■ **Excerpted data**:

* * * *

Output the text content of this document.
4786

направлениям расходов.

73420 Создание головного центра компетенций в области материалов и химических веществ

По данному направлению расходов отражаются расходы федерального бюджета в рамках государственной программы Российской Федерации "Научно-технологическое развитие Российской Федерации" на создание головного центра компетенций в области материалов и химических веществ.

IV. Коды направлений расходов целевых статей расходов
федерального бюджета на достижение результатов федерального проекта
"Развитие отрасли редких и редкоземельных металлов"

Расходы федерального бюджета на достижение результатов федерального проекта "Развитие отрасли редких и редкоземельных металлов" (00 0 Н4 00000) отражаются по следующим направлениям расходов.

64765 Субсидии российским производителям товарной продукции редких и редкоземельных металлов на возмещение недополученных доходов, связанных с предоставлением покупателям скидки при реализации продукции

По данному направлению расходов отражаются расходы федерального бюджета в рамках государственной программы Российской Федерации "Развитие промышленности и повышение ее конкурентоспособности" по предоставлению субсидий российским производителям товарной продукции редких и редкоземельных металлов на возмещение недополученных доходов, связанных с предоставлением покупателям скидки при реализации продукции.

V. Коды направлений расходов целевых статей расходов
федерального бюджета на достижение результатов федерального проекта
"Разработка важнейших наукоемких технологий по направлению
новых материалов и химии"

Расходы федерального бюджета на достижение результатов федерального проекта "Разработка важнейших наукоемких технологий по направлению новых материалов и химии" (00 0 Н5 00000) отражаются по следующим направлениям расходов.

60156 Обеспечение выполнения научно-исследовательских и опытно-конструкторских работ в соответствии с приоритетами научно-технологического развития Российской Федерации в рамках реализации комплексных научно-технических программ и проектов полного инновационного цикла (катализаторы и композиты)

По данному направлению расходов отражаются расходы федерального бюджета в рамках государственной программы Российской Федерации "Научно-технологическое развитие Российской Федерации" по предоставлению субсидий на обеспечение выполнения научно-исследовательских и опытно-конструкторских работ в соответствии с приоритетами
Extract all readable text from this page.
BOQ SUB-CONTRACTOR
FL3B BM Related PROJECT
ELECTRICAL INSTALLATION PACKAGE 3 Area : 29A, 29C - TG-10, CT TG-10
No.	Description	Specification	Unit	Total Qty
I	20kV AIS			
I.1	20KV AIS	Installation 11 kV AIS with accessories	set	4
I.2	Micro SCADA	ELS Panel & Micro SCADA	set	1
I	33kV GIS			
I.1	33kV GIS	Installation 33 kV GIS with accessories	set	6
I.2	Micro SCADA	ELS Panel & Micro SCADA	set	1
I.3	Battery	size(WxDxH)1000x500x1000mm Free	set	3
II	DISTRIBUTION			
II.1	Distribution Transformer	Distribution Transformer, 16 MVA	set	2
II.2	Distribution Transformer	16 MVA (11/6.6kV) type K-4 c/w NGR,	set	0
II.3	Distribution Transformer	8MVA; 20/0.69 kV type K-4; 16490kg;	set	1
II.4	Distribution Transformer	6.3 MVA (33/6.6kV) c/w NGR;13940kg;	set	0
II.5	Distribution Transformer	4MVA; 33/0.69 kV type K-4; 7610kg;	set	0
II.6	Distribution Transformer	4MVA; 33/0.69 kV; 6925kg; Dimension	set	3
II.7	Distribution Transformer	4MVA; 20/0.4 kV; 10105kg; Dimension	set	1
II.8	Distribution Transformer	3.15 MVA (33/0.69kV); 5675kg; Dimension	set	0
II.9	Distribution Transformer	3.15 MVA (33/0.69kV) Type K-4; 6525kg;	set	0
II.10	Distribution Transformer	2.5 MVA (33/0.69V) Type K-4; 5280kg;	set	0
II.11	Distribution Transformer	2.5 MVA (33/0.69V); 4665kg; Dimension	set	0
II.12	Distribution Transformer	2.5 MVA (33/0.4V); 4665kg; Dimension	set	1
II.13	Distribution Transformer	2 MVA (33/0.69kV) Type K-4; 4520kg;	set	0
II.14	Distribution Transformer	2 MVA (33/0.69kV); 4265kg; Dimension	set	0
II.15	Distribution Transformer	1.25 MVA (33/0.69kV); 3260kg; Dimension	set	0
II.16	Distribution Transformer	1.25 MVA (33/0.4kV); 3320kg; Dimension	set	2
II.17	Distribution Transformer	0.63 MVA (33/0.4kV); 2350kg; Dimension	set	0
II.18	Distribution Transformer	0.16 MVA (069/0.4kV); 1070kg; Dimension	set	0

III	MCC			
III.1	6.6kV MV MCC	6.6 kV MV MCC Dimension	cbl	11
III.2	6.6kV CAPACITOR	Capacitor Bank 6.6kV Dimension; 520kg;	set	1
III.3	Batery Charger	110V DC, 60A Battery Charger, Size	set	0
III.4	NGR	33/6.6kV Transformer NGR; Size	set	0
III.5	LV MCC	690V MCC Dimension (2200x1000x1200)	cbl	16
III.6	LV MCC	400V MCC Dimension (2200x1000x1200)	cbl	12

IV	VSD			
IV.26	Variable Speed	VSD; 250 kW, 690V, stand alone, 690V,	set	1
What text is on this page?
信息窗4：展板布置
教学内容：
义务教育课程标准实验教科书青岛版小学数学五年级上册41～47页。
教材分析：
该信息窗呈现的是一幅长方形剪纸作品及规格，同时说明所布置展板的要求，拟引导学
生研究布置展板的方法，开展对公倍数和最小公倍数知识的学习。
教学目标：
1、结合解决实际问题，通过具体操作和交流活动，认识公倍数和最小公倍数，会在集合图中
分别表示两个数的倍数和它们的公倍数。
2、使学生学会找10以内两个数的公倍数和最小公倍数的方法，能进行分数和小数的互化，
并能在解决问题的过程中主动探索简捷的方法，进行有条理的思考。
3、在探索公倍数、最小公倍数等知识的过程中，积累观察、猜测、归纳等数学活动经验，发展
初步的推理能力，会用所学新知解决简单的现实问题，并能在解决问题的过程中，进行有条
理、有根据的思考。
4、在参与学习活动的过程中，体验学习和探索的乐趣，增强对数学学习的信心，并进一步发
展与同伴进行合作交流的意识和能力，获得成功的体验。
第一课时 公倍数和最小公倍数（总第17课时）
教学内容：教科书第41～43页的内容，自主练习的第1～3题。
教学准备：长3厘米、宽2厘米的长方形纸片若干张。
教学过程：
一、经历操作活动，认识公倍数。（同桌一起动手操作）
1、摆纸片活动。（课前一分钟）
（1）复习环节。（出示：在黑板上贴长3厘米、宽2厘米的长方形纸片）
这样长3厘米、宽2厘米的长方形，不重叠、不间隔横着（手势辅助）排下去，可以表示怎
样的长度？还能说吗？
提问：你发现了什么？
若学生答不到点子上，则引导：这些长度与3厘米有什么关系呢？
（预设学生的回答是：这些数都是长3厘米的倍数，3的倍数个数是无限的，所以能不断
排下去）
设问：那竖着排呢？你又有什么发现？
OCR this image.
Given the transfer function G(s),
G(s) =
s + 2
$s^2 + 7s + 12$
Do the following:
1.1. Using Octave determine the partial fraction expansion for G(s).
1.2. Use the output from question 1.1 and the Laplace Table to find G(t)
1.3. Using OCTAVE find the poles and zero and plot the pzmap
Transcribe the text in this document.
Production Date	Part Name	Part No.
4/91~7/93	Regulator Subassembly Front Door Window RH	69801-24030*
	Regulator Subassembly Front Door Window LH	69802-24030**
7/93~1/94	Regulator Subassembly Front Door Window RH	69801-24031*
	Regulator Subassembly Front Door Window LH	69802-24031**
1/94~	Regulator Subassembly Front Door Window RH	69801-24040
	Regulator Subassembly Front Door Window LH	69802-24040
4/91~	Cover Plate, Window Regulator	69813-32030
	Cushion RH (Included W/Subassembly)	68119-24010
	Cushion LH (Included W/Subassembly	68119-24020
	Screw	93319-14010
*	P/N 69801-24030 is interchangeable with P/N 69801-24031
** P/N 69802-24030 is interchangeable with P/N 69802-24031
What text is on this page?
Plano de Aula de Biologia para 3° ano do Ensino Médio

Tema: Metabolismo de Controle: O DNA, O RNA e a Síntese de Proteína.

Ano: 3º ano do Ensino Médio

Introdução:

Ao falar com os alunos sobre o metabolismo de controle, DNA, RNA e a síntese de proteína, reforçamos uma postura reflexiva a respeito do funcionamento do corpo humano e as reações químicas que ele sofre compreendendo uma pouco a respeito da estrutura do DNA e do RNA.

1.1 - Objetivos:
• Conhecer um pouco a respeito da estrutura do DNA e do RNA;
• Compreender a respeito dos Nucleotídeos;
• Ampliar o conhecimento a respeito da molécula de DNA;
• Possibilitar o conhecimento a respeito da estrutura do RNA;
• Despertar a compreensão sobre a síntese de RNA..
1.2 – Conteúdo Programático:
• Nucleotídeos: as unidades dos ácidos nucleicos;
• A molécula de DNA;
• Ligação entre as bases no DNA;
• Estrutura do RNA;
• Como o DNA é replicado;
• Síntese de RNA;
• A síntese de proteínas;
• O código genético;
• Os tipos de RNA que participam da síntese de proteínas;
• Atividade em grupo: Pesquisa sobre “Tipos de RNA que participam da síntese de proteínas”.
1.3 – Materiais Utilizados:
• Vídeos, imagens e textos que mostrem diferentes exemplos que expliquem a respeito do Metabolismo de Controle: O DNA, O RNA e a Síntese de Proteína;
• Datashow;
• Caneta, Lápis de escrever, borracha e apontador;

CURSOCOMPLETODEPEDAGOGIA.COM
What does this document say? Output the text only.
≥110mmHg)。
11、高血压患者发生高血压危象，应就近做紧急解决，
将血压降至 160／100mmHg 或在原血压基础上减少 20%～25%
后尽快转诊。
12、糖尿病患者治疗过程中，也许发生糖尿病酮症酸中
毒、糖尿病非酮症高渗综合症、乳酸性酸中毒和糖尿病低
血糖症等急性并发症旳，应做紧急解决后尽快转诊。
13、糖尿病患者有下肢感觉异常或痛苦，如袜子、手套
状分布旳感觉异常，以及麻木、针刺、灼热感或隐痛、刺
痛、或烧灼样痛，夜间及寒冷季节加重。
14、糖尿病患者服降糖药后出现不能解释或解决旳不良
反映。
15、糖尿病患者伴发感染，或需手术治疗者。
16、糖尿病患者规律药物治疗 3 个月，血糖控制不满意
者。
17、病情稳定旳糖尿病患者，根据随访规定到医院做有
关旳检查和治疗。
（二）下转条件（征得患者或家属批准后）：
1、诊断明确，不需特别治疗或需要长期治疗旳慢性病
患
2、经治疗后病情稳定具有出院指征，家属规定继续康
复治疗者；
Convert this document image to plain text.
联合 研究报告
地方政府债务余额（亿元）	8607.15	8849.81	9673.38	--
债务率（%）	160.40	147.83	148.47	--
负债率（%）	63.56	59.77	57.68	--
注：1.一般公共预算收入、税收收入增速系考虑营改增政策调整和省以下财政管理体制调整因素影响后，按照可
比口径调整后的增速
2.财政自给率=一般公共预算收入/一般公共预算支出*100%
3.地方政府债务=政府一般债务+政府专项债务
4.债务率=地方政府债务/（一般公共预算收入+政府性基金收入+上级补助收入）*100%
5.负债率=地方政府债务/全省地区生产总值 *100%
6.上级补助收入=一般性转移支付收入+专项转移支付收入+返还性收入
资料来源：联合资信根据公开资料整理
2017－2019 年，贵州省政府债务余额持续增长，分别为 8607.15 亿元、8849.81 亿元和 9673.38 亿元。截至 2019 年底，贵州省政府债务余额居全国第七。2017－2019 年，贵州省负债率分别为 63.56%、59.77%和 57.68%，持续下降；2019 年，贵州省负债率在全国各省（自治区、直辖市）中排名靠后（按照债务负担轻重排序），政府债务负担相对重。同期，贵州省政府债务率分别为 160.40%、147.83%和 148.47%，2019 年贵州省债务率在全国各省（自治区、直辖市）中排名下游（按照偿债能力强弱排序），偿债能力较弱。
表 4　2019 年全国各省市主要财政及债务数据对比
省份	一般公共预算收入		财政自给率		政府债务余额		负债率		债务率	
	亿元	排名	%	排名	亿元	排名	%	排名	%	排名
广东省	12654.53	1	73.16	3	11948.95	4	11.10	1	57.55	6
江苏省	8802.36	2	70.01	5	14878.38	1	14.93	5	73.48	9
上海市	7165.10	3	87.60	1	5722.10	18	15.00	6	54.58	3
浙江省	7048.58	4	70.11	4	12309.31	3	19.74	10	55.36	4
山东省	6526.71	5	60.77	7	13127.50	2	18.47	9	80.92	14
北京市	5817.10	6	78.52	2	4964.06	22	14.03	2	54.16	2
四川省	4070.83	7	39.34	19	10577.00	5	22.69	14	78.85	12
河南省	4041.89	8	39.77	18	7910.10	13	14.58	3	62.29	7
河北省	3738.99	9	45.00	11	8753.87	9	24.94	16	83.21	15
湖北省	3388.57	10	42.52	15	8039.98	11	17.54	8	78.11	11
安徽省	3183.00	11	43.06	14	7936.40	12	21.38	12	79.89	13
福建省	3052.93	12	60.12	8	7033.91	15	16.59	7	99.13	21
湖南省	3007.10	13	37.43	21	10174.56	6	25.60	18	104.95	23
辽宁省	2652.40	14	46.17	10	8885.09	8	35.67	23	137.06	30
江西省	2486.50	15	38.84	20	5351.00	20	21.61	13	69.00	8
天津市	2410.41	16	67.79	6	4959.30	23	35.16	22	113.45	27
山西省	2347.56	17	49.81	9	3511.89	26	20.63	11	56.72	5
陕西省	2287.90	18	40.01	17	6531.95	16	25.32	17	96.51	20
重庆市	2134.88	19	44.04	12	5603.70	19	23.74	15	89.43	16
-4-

* * * *

■ **Exercise**:
Return all lines containing the word "document".

■ **The result**:
Output the text content of this document.
Transcribe the text in this document.
What does this document say? Output the text only.
Convert this document image to plain text.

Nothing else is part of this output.